[Dataset excerpts]:
*-*-*
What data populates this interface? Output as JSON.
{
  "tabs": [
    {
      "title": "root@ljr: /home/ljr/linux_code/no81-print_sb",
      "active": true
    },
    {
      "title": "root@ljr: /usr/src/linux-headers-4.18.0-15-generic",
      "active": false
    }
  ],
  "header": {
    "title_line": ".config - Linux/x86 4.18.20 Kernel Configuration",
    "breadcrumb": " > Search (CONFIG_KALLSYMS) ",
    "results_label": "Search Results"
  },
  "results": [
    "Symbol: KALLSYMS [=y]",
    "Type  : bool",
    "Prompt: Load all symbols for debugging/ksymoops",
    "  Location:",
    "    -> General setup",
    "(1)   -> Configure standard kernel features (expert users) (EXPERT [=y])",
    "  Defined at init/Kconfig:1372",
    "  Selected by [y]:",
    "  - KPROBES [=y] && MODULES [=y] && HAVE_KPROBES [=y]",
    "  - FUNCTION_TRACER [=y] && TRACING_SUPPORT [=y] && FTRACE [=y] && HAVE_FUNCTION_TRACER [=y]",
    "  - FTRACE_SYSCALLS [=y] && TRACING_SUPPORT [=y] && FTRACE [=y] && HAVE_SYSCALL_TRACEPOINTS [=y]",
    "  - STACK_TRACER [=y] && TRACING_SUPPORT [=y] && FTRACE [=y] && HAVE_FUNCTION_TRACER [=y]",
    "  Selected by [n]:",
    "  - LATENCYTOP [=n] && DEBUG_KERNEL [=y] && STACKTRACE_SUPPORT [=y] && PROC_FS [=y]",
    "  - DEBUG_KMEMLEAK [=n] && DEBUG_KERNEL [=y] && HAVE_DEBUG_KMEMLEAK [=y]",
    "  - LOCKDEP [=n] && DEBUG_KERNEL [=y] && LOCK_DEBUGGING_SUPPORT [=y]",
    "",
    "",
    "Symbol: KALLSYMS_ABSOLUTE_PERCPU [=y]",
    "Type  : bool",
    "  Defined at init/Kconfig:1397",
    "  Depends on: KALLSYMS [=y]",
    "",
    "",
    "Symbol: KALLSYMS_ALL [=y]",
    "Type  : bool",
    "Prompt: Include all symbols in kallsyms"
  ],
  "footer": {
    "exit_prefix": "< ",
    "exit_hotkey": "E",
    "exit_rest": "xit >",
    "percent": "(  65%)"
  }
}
*-*-*
[Your task]: Reproduce the material in full, with no word added or dropped.

[Result of the exercise]:
What data populates this interface? Output as JSON.
{
  "tabs": [
    {
      "title": "root@ljr: /home/ljr/linux_code/no81-print_sb",
      "active": true
    },
    {
      "title": "root@ljr: /usr/src/linux-headers-4.18.0-15-generic",
      "active": false
    }
  ],
  "header": {
    "title_line": ".config - Linux/x86 4.18.20 Kernel Configuration",
    "breadcrumb": " > Search (CONFIG_KALLSYMS) ",
    "results_label": "Search Results"
  },
  "results": [
    "Symbol: KALLSYMS [=y]",
    "Type  : bool",
    "Prompt: Load all symbols for debugging/ksymoops",
    "  Location:",
    "    -> General setup",
    "(1)   -> Configure standard kernel features (expert users) (EXPERT [=y])",
    "  Defined at init/Kconfig:1372",
    "  Selected by [y]:",
    "  - KPROBES [=y] && MODULES [=y] && HAVE_KPROBES [=y]",
    "  - FUNCTION_TRACER [=y] && TRACING_SUPPORT [=y] && FTRACE [=y] && HAVE_FUNCTION_TRACER [=y]",
    "  - FTRACE_SYSCALLS [=y] && TRACING_SUPPORT [=y] && FTRACE [=y] && HAVE_SYSCALL_TRACEPOINTS [=y]",
    "  - STACK_TRACER [=y] && TRACING_SUPPORT [=y] && FTRACE [=y] && HAVE_FUNCTION_TRACER [=y]",
    "  Selected by [n]:",
    "  - LATENCYTOP [=n] && DEBUG_KERNEL [=y] && STACKTRACE_SUPPORT [=y] && PROC_FS [=y]",
    "  - DEBUG_KMEMLEAK [=n] && DEBUG_KERNEL [=y] && HAVE_DEBUG_KMEMLEAK [=y]",
    "  - LOCKDEP [=n] && DEBUG_KERNEL [=y] && LOCK_DEBUGGING_SUPPORT [=y]",
    "",
    "",
    "Symbol: KALLSYMS_ABSOLUTE_PERCPU [=y]",
    "Type  : bool",
    "  Defined at init/Kconfig:1397",
    "  Depends on: KALLSYMS [=y]",
    "",
    "",
    "Symbol: KALLSYMS_ALL [=y]",
    "Type  : bool",
    "Prompt: Include all symbols in kallsyms"
  ],
  "footer": {
    "exit_prefix": "< ",
    "exit_hotkey": "E",
    "exit_rest": "xit >",
    "percent": "(  65%)"
  }
}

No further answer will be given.